Data entries
--- begin ---

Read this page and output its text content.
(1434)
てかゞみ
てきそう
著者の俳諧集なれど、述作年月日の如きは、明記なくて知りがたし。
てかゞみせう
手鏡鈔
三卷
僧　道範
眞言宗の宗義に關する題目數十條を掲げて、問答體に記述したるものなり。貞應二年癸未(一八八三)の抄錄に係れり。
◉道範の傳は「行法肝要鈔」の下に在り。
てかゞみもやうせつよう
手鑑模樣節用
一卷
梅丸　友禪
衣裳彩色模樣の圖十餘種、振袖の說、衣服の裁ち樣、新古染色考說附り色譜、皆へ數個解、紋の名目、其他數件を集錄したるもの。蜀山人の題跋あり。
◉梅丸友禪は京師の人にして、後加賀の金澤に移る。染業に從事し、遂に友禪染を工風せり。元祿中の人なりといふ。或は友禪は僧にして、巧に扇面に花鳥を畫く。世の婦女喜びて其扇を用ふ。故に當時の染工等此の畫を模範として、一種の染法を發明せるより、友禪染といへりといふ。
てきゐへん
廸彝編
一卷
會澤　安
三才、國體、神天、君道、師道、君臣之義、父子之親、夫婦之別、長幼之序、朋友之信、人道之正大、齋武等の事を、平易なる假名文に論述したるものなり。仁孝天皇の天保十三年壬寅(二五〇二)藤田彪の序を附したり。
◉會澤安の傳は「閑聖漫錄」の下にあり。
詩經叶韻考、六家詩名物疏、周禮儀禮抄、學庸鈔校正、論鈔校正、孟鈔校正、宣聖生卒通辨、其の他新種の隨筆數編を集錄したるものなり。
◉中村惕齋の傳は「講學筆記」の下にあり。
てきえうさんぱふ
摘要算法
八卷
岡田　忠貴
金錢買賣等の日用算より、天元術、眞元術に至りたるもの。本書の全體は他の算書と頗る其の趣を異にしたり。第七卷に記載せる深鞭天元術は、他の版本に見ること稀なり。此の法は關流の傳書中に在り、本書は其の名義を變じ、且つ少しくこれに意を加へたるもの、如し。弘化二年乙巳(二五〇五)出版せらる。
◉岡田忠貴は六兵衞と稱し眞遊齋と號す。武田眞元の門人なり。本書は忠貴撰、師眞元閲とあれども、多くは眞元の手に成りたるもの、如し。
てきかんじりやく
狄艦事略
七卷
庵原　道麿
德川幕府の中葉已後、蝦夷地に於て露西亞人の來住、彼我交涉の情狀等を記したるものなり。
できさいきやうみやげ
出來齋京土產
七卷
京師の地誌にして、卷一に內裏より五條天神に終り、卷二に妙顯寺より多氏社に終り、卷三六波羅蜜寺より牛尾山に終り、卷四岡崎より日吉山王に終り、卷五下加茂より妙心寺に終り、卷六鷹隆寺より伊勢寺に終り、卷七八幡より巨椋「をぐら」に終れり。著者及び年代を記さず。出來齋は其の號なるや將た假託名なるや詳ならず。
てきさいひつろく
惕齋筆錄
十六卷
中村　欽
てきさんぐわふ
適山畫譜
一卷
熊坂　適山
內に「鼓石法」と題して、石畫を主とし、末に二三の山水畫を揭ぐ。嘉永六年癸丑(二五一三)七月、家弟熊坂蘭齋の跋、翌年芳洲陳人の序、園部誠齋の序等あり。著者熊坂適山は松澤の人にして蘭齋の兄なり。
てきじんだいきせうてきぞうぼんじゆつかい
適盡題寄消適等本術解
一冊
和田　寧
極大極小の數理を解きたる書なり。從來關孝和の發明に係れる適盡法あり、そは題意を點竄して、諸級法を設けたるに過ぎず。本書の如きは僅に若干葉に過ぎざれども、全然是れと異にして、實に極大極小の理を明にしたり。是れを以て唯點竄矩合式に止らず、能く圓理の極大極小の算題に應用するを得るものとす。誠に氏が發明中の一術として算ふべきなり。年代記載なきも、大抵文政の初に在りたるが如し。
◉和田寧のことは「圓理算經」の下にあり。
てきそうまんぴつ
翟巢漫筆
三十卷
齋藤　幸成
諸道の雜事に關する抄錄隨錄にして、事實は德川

--- end ---

Brief => Copy out all of the records above with nothing altered.

Response to the task =>
Read this page and output its text content.
(1434)
てかゞみ
てきそう
著者の俳諧集なれど、述作年月日の如きは、明記なくて知りがたし。
てかゞみせう
手鏡鈔
三卷
僧　道範
眞言宗の宗義に關する題目數十條を掲げて、問答體に記述したるものなり。貞應二年癸未(一八八三)の抄錄に係れり。
◉道範の傳は「行法肝要鈔」の下に在り。
てかゞみもやうせつよう
手鑑模樣節用
一卷
梅丸　友禪
衣裳彩色模樣の圖十餘種、振袖の說、衣服の裁ち樣、新古染色考說附り色譜、皆へ數個解、紋の名目、其他數件を集錄したるもの。蜀山人の題跋あり。
◉梅丸友禪は京師の人にして、後加賀の金澤に移る。染業に從事し、遂に友禪染を工風せり。元祿中の人なりといふ。或は友禪は僧にして、巧に扇面に花鳥を畫く。世の婦女喜びて其扇を用ふ。故に當時の染工等此の畫を模範として、一種の染法を發明せるより、友禪染といへりといふ。
てきゐへん
廸彝編
一卷
會澤　安
三才、國體、神天、君道、師道、君臣之義、父子之親、夫婦之別、長幼之序、朋友之信、人道之正大、齋武等の事を、平易なる假名文に論述したるものなり。仁孝天皇の天保十三年壬寅(二五〇二)藤田彪の序を附したり。
◉會澤安の傳は「閑聖漫錄」の下にあり。
詩經叶韻考、六家詩名物疏、周禮儀禮抄、學庸鈔校正、論鈔校正、孟鈔校正、宣聖生卒通辨、其の他新種の隨筆數編を集錄したるものなり。
◉中村惕齋の傳は「講學筆記」の下にあり。
てきえうさんぱふ
摘要算法
八卷
岡田　忠貴
金錢買賣等の日用算より、天元術、眞元術に至りたるもの。本書の全體は他の算書と頗る其の趣を異にしたり。第七卷に記載せる深鞭天元術は、他の版本に見ること稀なり。此の法は關流の傳書中に在り、本書は其の名義を變じ、且つ少しくこれに意を加へたるもの、如し。弘化二年乙巳(二五〇五)出版せらる。
◉岡田忠貴は六兵衞と稱し眞遊齋と號す。武田眞元の門人なり。本書は忠貴撰、師眞元閲とあれども、多くは眞元の手に成りたるもの、如し。
てきかんじりやく
狄艦事略
七卷
庵原　道麿
德川幕府の中葉已後、蝦夷地に於て露西亞人の來住、彼我交涉の情狀等を記したるものなり。
できさいきやうみやげ
出來齋京土產
七卷
京師の地誌にして、卷一に內裏より五條天神に終り、卷二に妙顯寺より多氏社に終り、卷三六波羅蜜寺より牛尾山に終り、卷四岡崎より日吉山王に終り、卷五下加茂より妙心寺に終り、卷六鷹隆寺より伊勢寺に終り、卷七八幡より巨椋「をぐら」に終れり。著者及び年代を記さず。出來齋は其の號なるや將た假託名なるや詳ならず。
てきさいひつろく
惕齋筆錄
十六卷
中村　欽
てきさんぐわふ
適山畫譜
一卷
熊坂　適山
內に「鼓石法」と題して、石畫を主とし、末に二三の山水畫を揭ぐ。嘉永六年癸丑(二五一三)七月、家弟熊坂蘭齋の跋、翌年芳洲陳人の序、園部誠齋の序等あり。著者熊坂適山は松澤の人にして蘭齋の兄なり。
てきじんだいきせうてきぞうぼんじゆつかい
適盡題寄消適等本術解
一冊
和田　寧
極大極小の數理を解きたる書なり。從來關孝和の發明に係れる適盡法あり、そは題意を點竄して、諸級法を設けたるに過ぎず。本書の如きは僅に若干葉に過ぎざれども、全然是れと異にして、實に極大極小の理を明にしたり。是れを以て唯點竄矩合式に止らず、能く圓理の極大極小の算題に應用するを得るものとす。誠に氏が發明中の一術として算ふべきなり。年代記載なきも、大抵文政の初に在りたるが如し。
◉和田寧のことは「圓理算經」の下にあり。
てきそうまんぴつ
翟巢漫筆
三十卷
齋藤　幸成
諸道の雜事に關する抄錄隨錄にして、事實は德川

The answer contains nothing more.